* Task requirements *
Your task is to copy every line of the entries that contains "remove".

Begin Data shown

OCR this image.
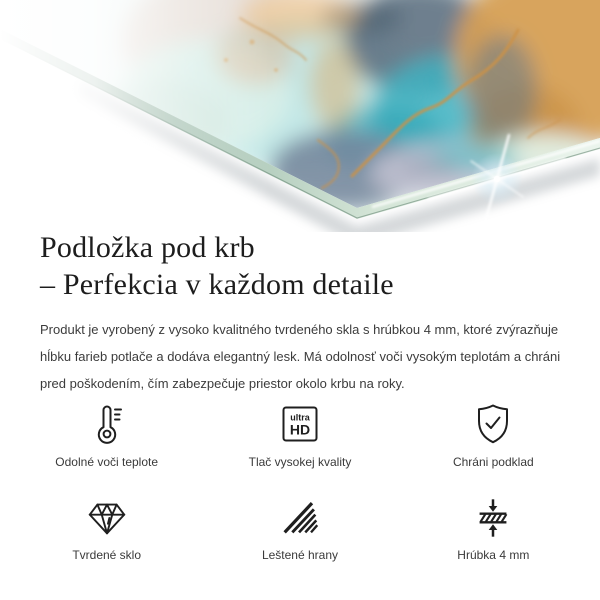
Podložka pod krb
– Perfekcia v každom detaile

Produkt je vyrobený z vysoko kvalitného tvrdeného skla s hrúbkou 4 mm, ktoré zvýrazňuje hĺbku farieb potlače a dodáva elegantný lesk. Má odolnosť voči vysokým teplotám a chráni pred poškodením, čím zabezpečuje priestor okolo krbu na roky.

Odolné voči teplote
ultra
HD
Tlač vysokej kvality	Chráni podklad
Tvrdené sklo	Leštené hrany	Hrúbka 4 mm
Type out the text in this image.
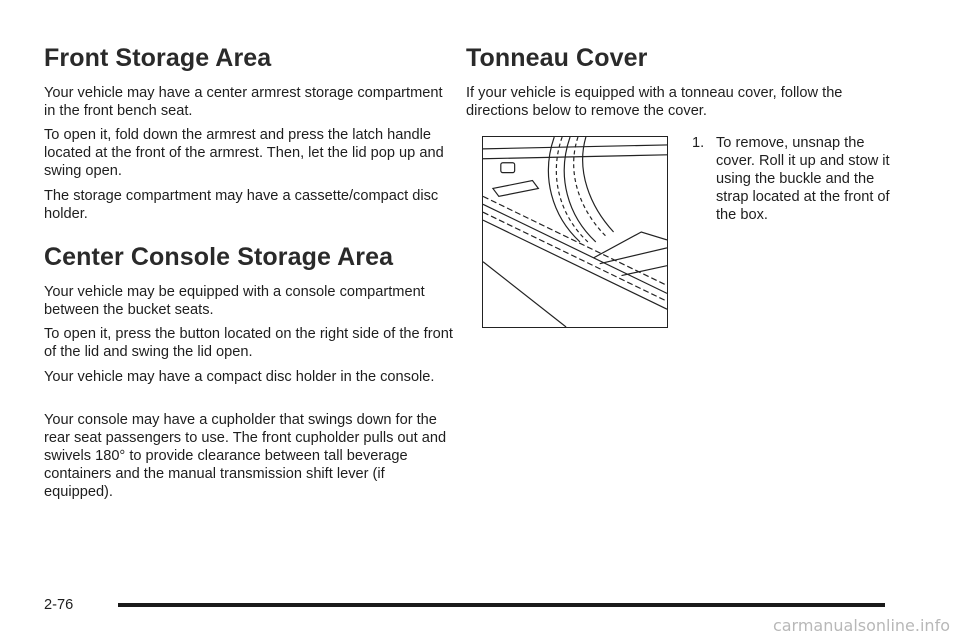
Front Storage Area

Your vehicle may have a center armrest storage compartment in the front bench seat.

To open it, fold down the armrest and press the latch handle located at the front of the armrest. Then, let the lid pop up and swing open.

The storage compartment may have a cassette/compact disc holder.

Center Console Storage Area

Your vehicle may be equipped with a console compartment between the bucket seats.

To open it, press the button located on the right side of the front of the lid and swing the lid open.

Your vehicle may have a compact disc holder in the console.

Your console may have a cupholder that swings down for the rear seat passengers to use. The front cupholder pulls out and swivels 180° to provide clearance between tall beverage containers and the manual transmission shift lever (if equipped).

Tonneau Cover

If your vehicle is equipped with a tonneau cover, follow the directions below to remove the cover.

1. To remove, unsnap the cover. Roll it up and stow it using the buckle and the strap located at the front of the box.
2-76
carmanualsonline.info
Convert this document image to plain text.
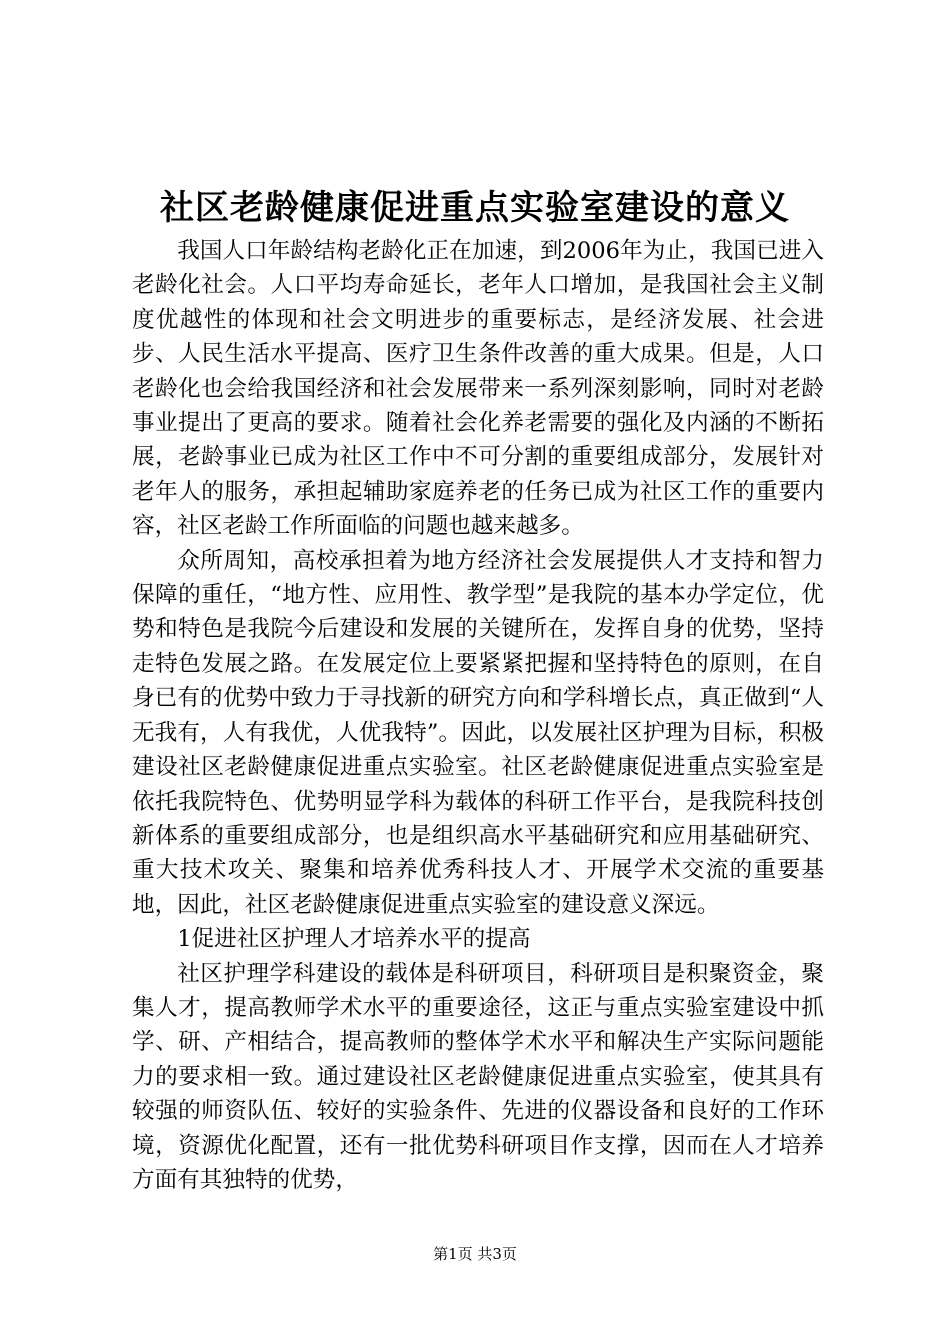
社区老龄健康促进重点实验室建设的意义

我国人口年龄结构老龄化正在加速，到2006年为止，我国已进入老龄化社会。人口平均寿命延长，老年人口增加，是我国社会主义制度优越性的体现和社会文明进步的重要标志，是经济发展、社会进步、人民生活水平提高、医疗卫生条件改善的重大成果。但是，人口老龄化也会给我国经济和社会发展带来一系列深刻影响，同时对老龄事业提出了更高的要求。随着社会化养老需要的强化及内涵的不断拓展，老龄事业已成为社区工作中不可分割的重要组成部分，发展针对老年人的服务，承担起辅助家庭养老的任务已成为社区工作的重要内容，社区老龄工作所面临的问题也越来越多。

众所周知，高校承担着为地方经济社会发展提供人才支持和智力保障的重任，“地方性、应用性、教学型”是我院的基本办学定位，优势和特色是我院今后建设和发展的关键所在，发挥自身的优势，坚持走特色发展之路。在发展定位上要紧紧把握和坚持特色的原则，在自身已有的优势中致力于寻找新的研究方向和学科增长点，真正做到“人无我有，人有我优，人优我特”。因此，以发展社区护理为目标，积极建设社区老龄健康促进重点实验室。社区老龄健康促进重点实验室是依托我院特色、优势明显学科为载体的科研工作平台，是我院科技创新体系的重要组成部分，也是组织高水平基础研究和应用基础研究、重大技术攻关、聚集和培养优秀科技人才、开展学术交流的重要基地，因此，社区老龄健康促进重点实验室的建设意义深远。

1促进社区护理人才培养水平的提高

社区护理学科建设的载体是科研项目，科研项目是积聚资金，聚集人才，提高教师学术水平的重要途径，这正与重点实验室建设中抓学、研、产相结合，提高教师的整体学术水平和解决生产实际问题能力的要求相一致。通过建设社区老龄健康促进重点实验室，使其具有较强的师资队伍、较好的实验条件、先进的仪器设备和良好的工作环境，资源优化配置，还有一批优势科研项目作支撑，因而在人才培养方面有其独特的优势，

第1页 共3页
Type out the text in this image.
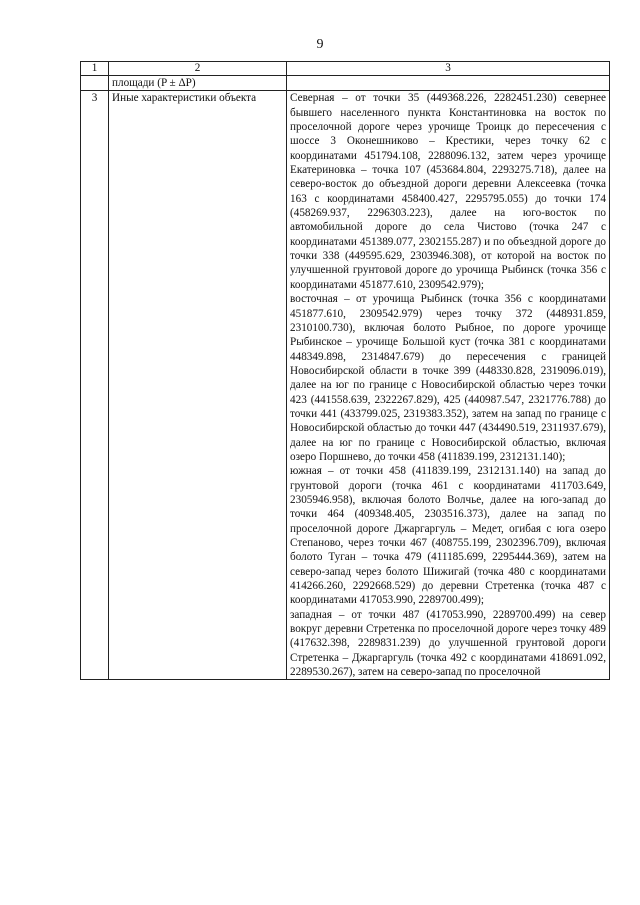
9
1	2	3
	площади (P ± ΔP)	
3	Иные характеристики объекта	Северная – от точки 35 (449368.226, 2282451.230) севернее бывшего населенного пункта Константиновка на восток по проселочной дороге через урочище Троицк до пересечения с шоссе 3 Оконешниково – Крестики, через точку 62 с координатами 451794.108, 2288096.132, затем через урочище Екатериновка – точка 107 (453684.804, 2293275.718), далее на северо-восток до объездной дороги деревни Алексеевка (точка 163 с координатами 458400.427, 2295795.055) до точки 174 (458269.937, 2296303.223), далее на юго-восток по автомобильной дороге до села Чистово (точка 247 с координатами 451389.077, 2302155.287) и по объездной дороге до точки 338 (449595.629, 2303946.308), от которой на восток по улучшенной грунтовой дороге до урочища Рыбинск (точка 356 с координатами 451877.610, 2309542.979);

восточная – от урочища Рыбинск (точка 356 с координатами 451877.610, 2309542.979) через точку 372 (448931.859, 2310100.730), включая болото Рыбное, по дороге урочище Рыбинское – урочище Большой куст (точка 381 с координатами 448349.898, 2314847.679) до пересечения с границей Новосибирской области в точке 399 (448330.828, 2319096.019), далее на юг по границе с Новосибирской областью через точки 423 (441558.639, 2322267.829), 425 (440987.547, 2321776.788) до точки 441 (433799.025, 2319383.352), затем на запад по границе с Новосибирской областью до точки 447 (434490.519, 2311937.679), далее на юг по границе с Новосибирской областью, включая озеро Поршнево, до точки 458 (411839.199, 2312131.140);

южная – от точки 458 (411839.199, 2312131.140) на запад до грунтовой дороги (точка 461 с координатами 411703.649, 2305946.958), включая болото Волчье, далее на юго-запад до точки 464 (409348.405, 2303516.373), далее на запад по проселочной дороге Джаргаргуль – Медет, огибая с юга озеро Степаново, через точки 467 (408755.199, 2302396.709), включая болото Туган – точка 479 (411185.699, 2295444.369), затем на северо-запад через болото Шижигай (точка 480 с координатами 414266.260, 2292668.529) до деревни Стретенка (точка 487 с координатами 417053.990, 2289700.499);

западная – от точки 487 (417053.990, 2289700.499) на север вокруг деревни Стретенка по проселочной дороге через точку 489 (417632.398, 2289831.239) до улучшенной грунтовой дороги Стретенка – Джаргаргуль (точка 492 с координатами 418691.092, 2289530.267), затем на северо-запад по проселочной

End Data shown

* Solution for this task *
If your vehicle is equipped with a tonneau cover, follow the directions below to remove the cover.
1. To remove, unsnap the cover. Roll it up and stow it using the buckle and the strap located at the front of the box.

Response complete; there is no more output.